__TASK BRIEF__:
Using the photolithography notes, answer:
1. In what year does the history list place the Planar Process?
2. What is the reproduction ratio between the mask and the printed wafer pattern in UV exposure?
3. Between what values does γ typically fall?
** begin EXCERPT PROVIDED **
Part 2 - Photolithography

History of Integrated Circuits (ICs)

• 1940s: Development of radio technology and long-distance telephony
  • Created demand of signal amplification.
• 1947: Point-contact transistor.
• 1949: Single-crystal silicon.
• 1960: Planar Process.
• 1960s: Metal-Oxide-Semiconductor Field-Effect Transistor (MOSFET).
• 1970s Microprocessors.
• 1980-2000: Constant miniaturization.
  • Large-Scale Integration (LSI), Very Large-Scale Integration (VLSI), Ultra Large-Scale Integration (ULSI)…

Ultraviolet (UV) Exposure

The mask is the same size and scale as the printed wafer pattern, i.e. the reproduction ratio is 1:1.

Conventional Photoresis

Photoresists (PR) generally consist of 3 parts:

1. Resin:
   • Solid-type compound, providing mechanical properties.
2. Solvent:
   • Liquid-type chemicals for keeping the resin to a solution state.
3. Photoactive Compound (PAC):
   • A photoactive compound to inhibit (negative PR) or promote (positive PR) the dissolution of the resin in the developer. Most positive resists are based on Diazoquinones (DQ).

Contrast Ration

To characterize the PR’s ability to distinguish the light or dark, $$ \gamma = \frac{1}{\log(E_f) - log(E_i)} = \frac{1}{\log\left(\frac{E_f}{E_i}\right)} $$

where, $\gamma$ is the slope and $E = I \cdot t$. Typically, $\gamma$ is between 2 and 4.

Resist Polarity

• Positive Resist:

  • Light weakens resist, creates holes (dissolve PR without exposure).
** end EXCERPT PROVIDED **
** begin RAW DATA **
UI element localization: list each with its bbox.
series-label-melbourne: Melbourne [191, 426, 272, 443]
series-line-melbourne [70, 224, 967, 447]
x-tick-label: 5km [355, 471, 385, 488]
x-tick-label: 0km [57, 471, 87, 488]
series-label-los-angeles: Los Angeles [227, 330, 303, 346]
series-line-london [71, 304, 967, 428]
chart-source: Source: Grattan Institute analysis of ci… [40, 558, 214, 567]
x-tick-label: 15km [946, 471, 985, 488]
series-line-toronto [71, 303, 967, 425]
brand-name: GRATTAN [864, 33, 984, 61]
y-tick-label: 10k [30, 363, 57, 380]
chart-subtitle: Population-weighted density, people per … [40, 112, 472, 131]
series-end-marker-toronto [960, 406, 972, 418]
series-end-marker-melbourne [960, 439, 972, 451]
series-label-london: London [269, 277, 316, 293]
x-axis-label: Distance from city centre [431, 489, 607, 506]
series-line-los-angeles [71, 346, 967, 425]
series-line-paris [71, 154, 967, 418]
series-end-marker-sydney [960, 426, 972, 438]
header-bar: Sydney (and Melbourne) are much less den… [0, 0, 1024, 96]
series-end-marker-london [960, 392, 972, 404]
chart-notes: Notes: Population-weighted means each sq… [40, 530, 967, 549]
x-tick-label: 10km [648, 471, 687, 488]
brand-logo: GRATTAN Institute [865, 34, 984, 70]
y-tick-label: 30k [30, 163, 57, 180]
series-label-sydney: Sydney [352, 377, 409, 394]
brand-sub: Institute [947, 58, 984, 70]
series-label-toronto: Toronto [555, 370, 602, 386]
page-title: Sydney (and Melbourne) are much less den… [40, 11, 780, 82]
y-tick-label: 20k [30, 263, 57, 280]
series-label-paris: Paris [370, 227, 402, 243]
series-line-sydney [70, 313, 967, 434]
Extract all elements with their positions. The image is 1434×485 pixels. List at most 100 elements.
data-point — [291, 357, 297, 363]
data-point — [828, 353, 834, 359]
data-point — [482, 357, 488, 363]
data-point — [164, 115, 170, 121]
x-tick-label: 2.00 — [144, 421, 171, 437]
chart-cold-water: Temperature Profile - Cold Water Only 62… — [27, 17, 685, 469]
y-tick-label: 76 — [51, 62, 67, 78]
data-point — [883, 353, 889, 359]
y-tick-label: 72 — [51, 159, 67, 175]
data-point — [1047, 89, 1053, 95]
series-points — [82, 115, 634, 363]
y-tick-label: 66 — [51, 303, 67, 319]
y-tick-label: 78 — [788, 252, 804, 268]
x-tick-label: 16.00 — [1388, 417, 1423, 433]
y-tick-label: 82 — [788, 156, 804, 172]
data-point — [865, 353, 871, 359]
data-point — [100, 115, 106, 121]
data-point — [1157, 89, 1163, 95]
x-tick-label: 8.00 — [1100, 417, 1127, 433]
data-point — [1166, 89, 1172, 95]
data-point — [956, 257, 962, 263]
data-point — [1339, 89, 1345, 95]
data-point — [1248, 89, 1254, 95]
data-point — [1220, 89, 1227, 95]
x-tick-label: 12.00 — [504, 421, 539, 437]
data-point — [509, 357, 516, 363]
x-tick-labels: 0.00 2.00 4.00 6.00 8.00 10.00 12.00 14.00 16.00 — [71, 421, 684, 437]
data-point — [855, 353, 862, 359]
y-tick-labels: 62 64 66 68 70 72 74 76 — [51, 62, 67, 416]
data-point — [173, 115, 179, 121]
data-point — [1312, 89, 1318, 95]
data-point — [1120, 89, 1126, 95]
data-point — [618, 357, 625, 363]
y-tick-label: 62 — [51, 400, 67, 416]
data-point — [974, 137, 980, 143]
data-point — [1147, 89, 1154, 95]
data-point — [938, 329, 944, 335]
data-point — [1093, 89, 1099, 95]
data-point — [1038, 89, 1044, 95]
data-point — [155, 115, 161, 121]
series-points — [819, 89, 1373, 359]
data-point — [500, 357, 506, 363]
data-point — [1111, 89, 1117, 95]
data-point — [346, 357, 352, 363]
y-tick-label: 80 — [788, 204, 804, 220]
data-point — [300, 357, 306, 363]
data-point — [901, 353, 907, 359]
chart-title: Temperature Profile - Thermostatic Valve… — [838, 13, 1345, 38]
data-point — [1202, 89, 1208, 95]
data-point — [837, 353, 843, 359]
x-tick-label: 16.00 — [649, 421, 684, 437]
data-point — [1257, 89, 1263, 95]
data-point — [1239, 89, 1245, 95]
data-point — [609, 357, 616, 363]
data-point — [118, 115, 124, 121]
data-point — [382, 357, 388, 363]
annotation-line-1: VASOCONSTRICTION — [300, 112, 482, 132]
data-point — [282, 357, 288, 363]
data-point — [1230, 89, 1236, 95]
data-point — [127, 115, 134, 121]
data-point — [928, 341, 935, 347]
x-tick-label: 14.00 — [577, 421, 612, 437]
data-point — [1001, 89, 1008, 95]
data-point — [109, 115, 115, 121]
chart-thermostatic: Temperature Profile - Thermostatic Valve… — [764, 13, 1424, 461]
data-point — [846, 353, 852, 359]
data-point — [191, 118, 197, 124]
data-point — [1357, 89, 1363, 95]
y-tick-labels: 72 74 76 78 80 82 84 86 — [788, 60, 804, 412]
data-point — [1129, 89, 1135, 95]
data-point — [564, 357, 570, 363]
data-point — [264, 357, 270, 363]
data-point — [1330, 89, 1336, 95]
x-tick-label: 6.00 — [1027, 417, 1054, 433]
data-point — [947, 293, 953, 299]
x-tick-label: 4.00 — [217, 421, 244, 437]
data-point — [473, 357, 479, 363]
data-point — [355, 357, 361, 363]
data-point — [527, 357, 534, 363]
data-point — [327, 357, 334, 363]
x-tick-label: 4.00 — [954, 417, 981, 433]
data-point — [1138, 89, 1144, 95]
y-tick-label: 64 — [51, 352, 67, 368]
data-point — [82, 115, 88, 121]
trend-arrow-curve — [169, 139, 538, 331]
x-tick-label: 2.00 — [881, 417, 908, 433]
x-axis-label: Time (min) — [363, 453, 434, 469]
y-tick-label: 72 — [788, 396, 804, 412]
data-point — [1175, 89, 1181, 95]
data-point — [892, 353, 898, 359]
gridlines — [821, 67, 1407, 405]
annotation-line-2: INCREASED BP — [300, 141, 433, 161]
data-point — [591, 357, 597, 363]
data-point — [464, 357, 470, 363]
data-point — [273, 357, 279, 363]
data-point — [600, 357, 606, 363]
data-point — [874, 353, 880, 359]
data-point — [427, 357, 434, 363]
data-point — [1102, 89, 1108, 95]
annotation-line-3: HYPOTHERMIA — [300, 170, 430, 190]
** end RAW DATA **
__EXERCISE ANSWER__:
1. 1960
2. 1:1
3. Between 2 and 4